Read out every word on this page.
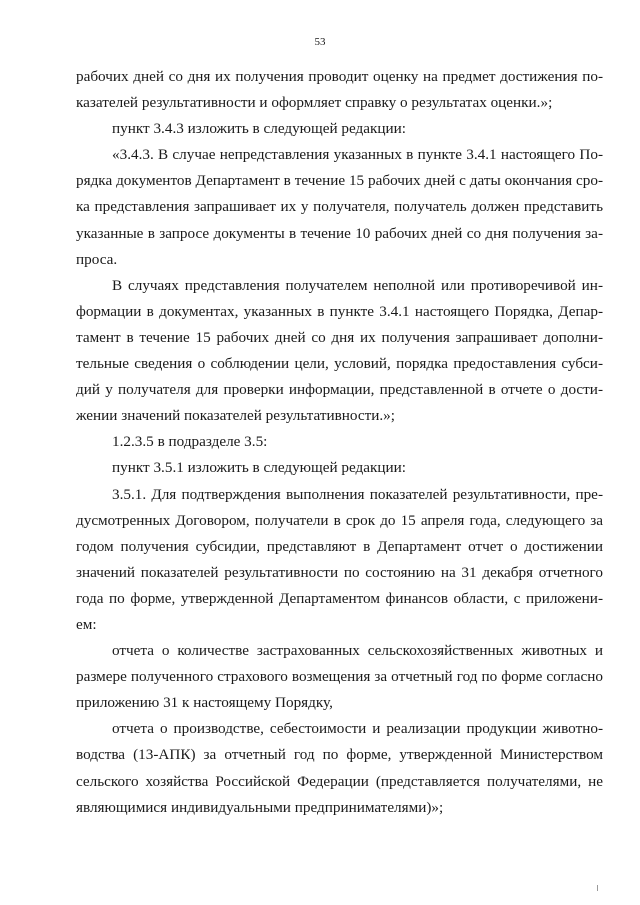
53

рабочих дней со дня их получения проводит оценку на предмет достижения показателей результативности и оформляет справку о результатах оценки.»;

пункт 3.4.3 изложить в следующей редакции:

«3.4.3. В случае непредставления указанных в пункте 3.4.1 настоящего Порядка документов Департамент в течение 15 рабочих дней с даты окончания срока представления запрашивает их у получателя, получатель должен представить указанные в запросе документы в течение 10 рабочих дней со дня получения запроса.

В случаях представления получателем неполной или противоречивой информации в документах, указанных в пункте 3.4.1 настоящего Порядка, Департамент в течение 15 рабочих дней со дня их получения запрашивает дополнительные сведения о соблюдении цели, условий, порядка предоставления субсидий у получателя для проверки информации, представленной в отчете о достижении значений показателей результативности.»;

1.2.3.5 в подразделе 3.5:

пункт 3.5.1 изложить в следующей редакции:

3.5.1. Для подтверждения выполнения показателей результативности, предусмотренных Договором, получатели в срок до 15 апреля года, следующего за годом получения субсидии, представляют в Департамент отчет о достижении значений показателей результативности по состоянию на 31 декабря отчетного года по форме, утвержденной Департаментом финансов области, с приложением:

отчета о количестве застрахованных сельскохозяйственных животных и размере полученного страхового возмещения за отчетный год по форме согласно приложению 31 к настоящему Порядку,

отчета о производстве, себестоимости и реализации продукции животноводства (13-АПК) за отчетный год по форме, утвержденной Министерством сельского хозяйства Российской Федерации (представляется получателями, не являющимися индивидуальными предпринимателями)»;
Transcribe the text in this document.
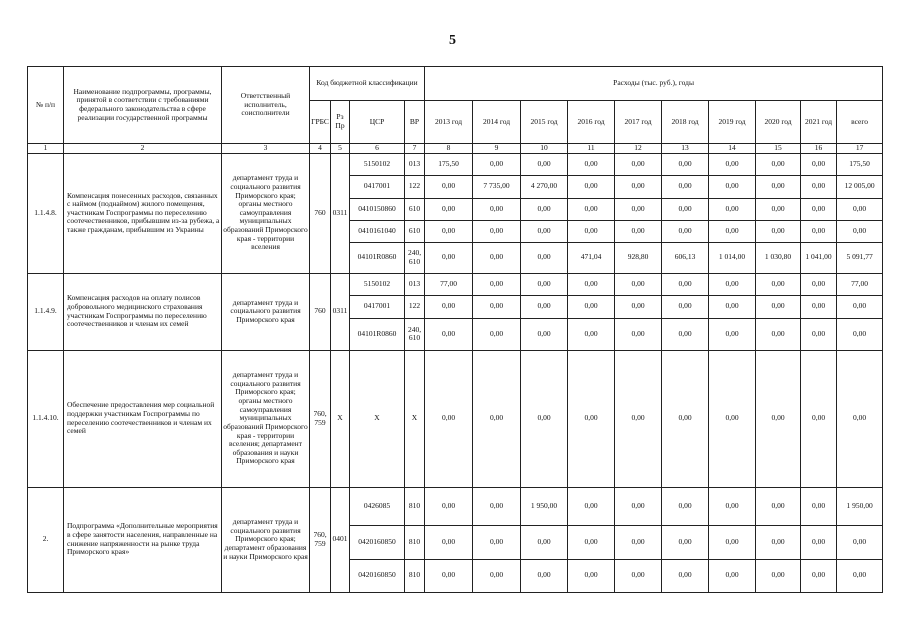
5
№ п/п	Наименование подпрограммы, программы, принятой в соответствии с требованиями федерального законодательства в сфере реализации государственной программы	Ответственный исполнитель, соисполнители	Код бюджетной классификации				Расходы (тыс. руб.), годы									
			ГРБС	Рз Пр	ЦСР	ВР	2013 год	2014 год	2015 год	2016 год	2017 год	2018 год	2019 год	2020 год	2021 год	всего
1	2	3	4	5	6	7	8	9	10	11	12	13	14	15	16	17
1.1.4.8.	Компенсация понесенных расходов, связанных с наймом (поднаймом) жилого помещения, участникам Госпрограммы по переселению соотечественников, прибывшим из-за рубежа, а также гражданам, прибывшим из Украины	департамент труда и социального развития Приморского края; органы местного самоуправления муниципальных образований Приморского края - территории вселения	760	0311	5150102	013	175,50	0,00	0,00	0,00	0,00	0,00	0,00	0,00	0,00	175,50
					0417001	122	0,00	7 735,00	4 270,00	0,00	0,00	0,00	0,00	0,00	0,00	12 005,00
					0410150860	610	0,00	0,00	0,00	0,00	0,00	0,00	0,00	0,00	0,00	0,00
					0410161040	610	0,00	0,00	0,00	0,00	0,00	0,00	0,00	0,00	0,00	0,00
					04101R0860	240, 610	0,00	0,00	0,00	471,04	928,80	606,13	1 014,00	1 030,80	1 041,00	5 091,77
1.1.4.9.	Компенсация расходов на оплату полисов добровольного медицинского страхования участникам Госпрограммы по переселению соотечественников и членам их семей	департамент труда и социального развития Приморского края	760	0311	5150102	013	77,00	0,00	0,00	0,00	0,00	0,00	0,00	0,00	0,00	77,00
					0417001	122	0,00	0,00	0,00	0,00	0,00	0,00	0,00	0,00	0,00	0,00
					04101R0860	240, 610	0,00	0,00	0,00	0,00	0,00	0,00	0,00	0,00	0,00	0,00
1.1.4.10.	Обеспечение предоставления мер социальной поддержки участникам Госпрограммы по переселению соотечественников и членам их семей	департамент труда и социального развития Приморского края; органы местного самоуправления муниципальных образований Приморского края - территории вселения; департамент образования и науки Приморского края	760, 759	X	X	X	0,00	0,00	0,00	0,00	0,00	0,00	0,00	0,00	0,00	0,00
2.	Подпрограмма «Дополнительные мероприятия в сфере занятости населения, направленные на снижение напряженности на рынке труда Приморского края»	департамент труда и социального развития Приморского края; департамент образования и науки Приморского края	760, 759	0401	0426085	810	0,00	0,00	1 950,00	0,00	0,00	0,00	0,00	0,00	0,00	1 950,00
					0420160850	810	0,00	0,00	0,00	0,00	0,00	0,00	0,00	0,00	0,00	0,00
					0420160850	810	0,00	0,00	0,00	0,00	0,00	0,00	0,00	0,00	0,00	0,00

^^^^

# [Task]
Omit the pictures, then quote the rest of the material above exactly.

# [Result of the exercise]
Read out every word on this page.
53

рабочих дней со дня их получения проводит оценку на предмет достижения показателей результативности и оформляет справку о результатах оценки.»;

пункт 3.4.3 изложить в следующей редакции:

«3.4.3. В случае непредставления указанных в пункте 3.4.1 настоящего Порядка документов Департамент в течение 15 рабочих дней с даты окончания срока представления запрашивает их у получателя, получатель должен представить указанные в запросе документы в течение 10 рабочих дней со дня получения запроса.

В случаях представления получателем неполной или противоречивой информации в документах, указанных в пункте 3.4.1 настоящего Порядка, Департамент в течение 15 рабочих дней со дня их получения запрашивает дополнительные сведения о соблюдении цели, условий, порядка предоставления субсидий у получателя для проверки информации, представленной в отчете о достижении значений показателей результативности.»;

1.2.3.5 в подразделе 3.5:

пункт 3.5.1 изложить в следующей редакции:

3.5.1. Для подтверждения выполнения показателей результативности, предусмотренных Договором, получатели в срок до 15 апреля года, следующего за годом получения субсидии, представляют в Департамент отчет о достижении значений показателей результативности по состоянию на 31 декабря отчетного года по форме, утвержденной Департаментом финансов области, с приложением:

отчета о количестве застрахованных сельскохозяйственных животных и размере полученного страхового возмещения за отчетный год по форме согласно приложению 31 к настоящему Порядку,

отчета о производстве, себестоимости и реализации продукции животноводства (13-АПК) за отчетный год по форме, утвержденной Министерством сельского хозяйства Российской Федерации (представляется получателями, не являющимися индивидуальными предпринимателями)»;
Transcribe the text in this document.
5
№ п/п	Наименование подпрограммы, программы, принятой в соответствии с требованиями федерального законодательства в сфере реализации государственной программы	Ответственный исполнитель, соисполнители	Код бюджетной классификации				Расходы (тыс. руб.), годы									
			ГРБС	Рз Пр	ЦСР	ВР	2013 год	2014 год	2015 год	2016 год	2017 год	2018 год	2019 год	2020 год	2021 год	всего
1	2	3	4	5	6	7	8	9	10	11	12	13	14	15	16	17
1.1.4.8.	Компенсация понесенных расходов, связанных с наймом (поднаймом) жилого помещения, участникам Госпрограммы по переселению соотечественников, прибывшим из-за рубежа, а также гражданам, прибывшим из Украины	департамент труда и социального развития Приморского края; органы местного самоуправления муниципальных образований Приморского края - территории вселения	760	0311	5150102	013	175,50	0,00	0,00	0,00	0,00	0,00	0,00	0,00	0,00	175,50
					0417001	122	0,00	7 735,00	4 270,00	0,00	0,00	0,00	0,00	0,00	0,00	12 005,00
					0410150860	610	0,00	0,00	0,00	0,00	0,00	0,00	0,00	0,00	0,00	0,00
					0410161040	610	0,00	0,00	0,00	0,00	0,00	0,00	0,00	0,00	0,00	0,00
					04101R0860	240, 610	0,00	0,00	0,00	471,04	928,80	606,13	1 014,00	1 030,80	1 041,00	5 091,77
1.1.4.9.	Компенсация расходов на оплату полисов добровольного медицинского страхования участникам Госпрограммы по переселению соотечественников и членам их семей	департамент труда и социального развития Приморского края	760	0311	5150102	013	77,00	0,00	0,00	0,00	0,00	0,00	0,00	0,00	0,00	77,00
					0417001	122	0,00	0,00	0,00	0,00	0,00	0,00	0,00	0,00	0,00	0,00
					04101R0860	240, 610	0,00	0,00	0,00	0,00	0,00	0,00	0,00	0,00	0,00	0,00
1.1.4.10.	Обеспечение предоставления мер социальной поддержки участникам Госпрограммы по переселению соотечественников и членам их семей	департамент труда и социального развития Приморского края; органы местного самоуправления муниципальных образований Приморского края - территории вселения; департамент образования и науки Приморского края	760, 759	X	X	X	0,00	0,00	0,00	0,00	0,00	0,00	0,00	0,00	0,00	0,00
2.	Подпрограмма «Дополнительные мероприятия в сфере занятости населения, направленные на снижение напряженности на рынке труда Приморского края»	департамент труда и социального развития Приморского края; департамент образования и науки Приморского края	760, 759	0401	0426085	810	0,00	0,00	1 950,00	0,00	0,00	0,00	0,00	0,00	0,00	1 950,00
					0420160850	810	0,00	0,00	0,00	0,00	0,00	0,00	0,00	0,00	0,00	0,00
					0420160850	810	0,00	0,00	0,00	0,00	0,00	0,00	0,00	0,00	0,00	0,00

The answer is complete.